*STATED PROBLEM 1*:
Answer these from the Sca-cooks leftovers post:
(a) What name is signed under the "recipe pretty please!" line?
(b) On which site was the jook recipe posted?
(c) How many cups of water does the ingredient list call for?

*TEXT EXTRACT*:
[Sca-cooks] Leftovers

Philip & Susan Troy troy at asan.com
Tue Nov 20 19:49:49 PST 2001


Seton1355 at aol.com wrote:

> --
> [ Picked text/plain from multipart/alternative ]
> recipe pretty please!
> Phillipa
>
>
>>jook (Chinese rice porridge)


Here's one I just pulled off the Web at random...


> Jook
> This recipe was posted by Nate on the Aloha.com site. Nate writes that he learned this recipe from his mother, who used to make it with the head or feet of a roast pig. In addition to turkey bones, he has made it with sliced beef, sliced pork, and spareribs.
>
> Ingredients
> Turkey bones
> 1/2 cup rice, uncooked, washed
> 6 cups water
> 1 teaspoon rock salt (or to your taste)

*INFORMATION SHOWN*:
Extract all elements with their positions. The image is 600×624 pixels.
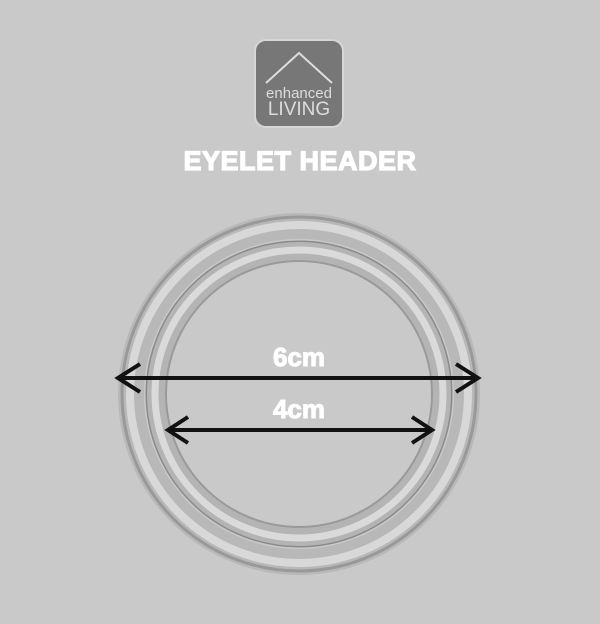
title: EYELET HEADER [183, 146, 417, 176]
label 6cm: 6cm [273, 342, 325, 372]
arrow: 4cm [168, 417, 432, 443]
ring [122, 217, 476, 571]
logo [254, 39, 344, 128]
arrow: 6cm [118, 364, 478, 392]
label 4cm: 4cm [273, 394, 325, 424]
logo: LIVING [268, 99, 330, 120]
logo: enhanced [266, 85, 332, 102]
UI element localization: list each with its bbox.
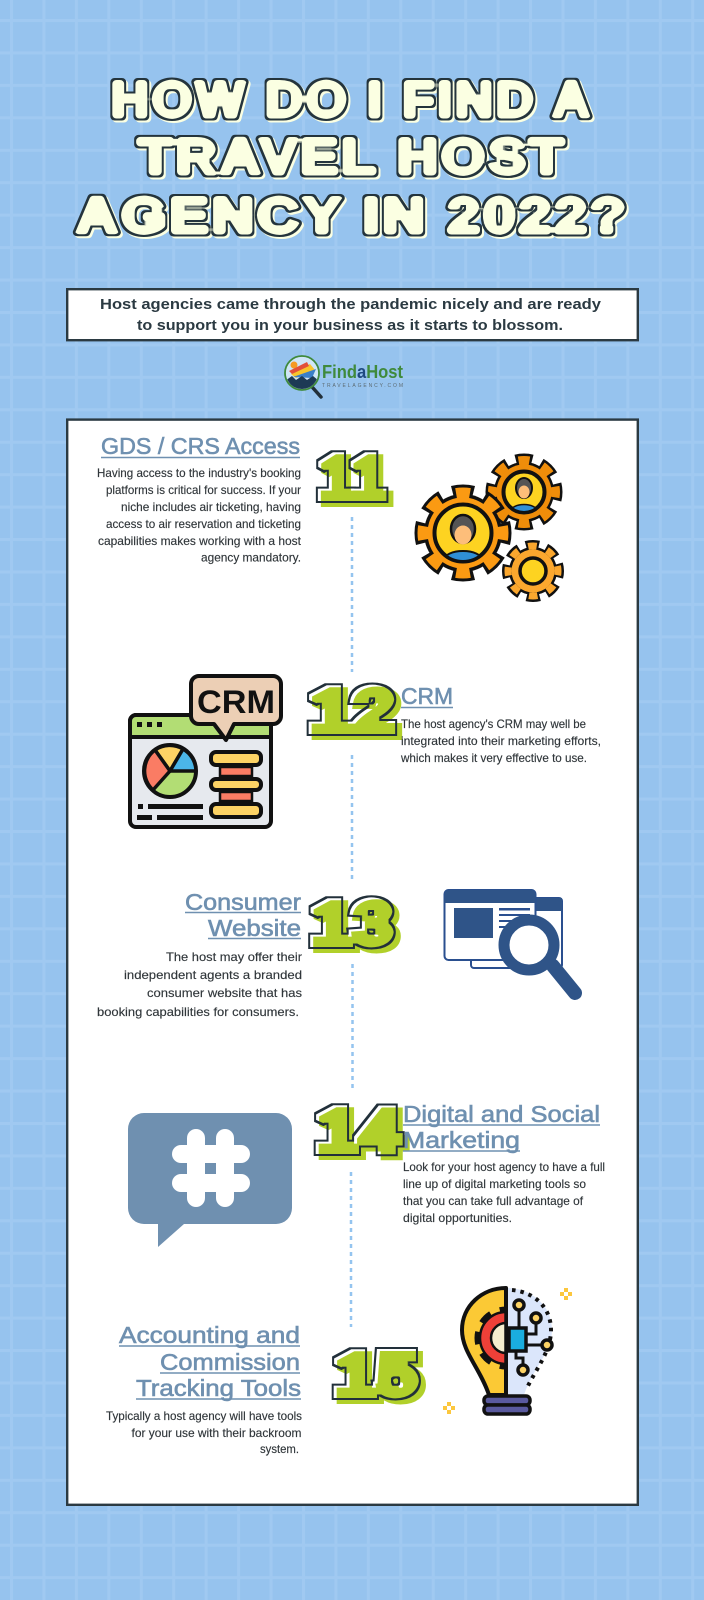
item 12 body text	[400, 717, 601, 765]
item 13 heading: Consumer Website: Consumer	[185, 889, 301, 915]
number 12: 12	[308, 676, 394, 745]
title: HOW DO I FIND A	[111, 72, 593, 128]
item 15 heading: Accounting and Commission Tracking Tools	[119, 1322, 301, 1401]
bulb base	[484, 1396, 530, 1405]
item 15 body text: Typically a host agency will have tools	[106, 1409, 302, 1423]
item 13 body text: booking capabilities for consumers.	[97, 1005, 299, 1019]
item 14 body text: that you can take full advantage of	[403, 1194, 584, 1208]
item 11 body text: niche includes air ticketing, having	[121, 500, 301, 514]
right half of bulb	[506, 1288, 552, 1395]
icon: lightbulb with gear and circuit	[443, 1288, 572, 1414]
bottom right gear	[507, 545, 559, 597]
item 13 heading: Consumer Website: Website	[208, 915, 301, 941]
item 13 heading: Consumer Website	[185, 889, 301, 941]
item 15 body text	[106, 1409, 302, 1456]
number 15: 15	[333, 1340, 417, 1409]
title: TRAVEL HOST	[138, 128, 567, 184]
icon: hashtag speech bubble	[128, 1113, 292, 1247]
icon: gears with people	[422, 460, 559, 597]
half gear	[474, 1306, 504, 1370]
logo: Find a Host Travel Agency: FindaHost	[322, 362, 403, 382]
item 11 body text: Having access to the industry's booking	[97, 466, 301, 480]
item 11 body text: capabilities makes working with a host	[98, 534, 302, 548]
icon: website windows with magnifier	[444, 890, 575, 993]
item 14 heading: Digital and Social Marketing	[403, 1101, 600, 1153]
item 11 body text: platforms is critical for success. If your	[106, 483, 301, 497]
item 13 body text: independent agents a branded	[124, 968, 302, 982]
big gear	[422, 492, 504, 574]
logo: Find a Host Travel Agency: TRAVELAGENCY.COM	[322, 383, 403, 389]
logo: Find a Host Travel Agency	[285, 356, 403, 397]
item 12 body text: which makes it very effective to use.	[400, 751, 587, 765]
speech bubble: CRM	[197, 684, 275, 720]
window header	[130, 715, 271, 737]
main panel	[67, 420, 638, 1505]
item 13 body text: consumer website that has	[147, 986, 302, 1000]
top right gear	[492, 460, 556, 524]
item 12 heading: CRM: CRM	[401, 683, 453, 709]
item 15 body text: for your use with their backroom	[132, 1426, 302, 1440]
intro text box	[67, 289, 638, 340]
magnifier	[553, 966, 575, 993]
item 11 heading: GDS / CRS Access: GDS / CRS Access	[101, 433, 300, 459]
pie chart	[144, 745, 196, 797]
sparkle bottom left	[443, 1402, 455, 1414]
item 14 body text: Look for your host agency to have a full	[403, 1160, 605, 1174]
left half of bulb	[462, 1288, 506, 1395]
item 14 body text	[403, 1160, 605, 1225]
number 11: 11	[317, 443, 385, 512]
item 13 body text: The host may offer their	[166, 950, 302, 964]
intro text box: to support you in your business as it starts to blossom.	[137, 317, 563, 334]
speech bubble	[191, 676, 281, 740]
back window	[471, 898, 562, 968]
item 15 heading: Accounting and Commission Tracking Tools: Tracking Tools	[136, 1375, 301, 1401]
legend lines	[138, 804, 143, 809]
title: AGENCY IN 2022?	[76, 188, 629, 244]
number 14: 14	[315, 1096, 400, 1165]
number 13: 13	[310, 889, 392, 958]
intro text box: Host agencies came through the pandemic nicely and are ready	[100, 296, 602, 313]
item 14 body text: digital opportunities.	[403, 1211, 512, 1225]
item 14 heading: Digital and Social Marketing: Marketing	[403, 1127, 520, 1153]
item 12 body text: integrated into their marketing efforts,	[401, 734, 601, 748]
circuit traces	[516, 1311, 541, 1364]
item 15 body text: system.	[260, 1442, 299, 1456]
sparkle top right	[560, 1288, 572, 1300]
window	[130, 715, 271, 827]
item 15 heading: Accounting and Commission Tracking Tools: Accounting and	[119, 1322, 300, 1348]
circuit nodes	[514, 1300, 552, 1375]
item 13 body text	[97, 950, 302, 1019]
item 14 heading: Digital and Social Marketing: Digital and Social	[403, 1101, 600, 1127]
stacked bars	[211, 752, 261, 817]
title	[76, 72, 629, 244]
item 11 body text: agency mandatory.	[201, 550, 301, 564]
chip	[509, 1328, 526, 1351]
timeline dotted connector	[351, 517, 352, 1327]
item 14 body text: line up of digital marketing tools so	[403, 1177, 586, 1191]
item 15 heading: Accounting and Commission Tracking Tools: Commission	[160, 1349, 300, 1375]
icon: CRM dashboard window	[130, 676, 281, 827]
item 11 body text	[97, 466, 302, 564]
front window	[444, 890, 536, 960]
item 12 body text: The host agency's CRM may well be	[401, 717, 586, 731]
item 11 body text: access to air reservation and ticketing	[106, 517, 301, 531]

*STATED PROBLEM 2*:
In the listing, copy out word for word the lines starting with the line that contains "title: EYELET HEADER [183, 146, 417, 176]" and going on through the line that contains "UI element localization: list".

*EXERCISE ANSWER 1*:
(a) Phillipa
(b) Aloha.com
(c) 6 cups

*EXERCISE ANSWER 2*:
title: EYELET HEADER [183, 146, 417, 176]
label 6cm: 6cm [273, 342, 325, 372]
arrow: 4cm [168, 417, 432, 443]
ring [122, 217, 476, 571]
logo [254, 39, 344, 128]
arrow: 6cm [118, 364, 478, 392]
label 4cm: 4cm [273, 394, 325, 424]
logo: LIVING [268, 99, 330, 120]
logo: enhanced [266, 85, 332, 102]
UI element localization: list each with its bbox.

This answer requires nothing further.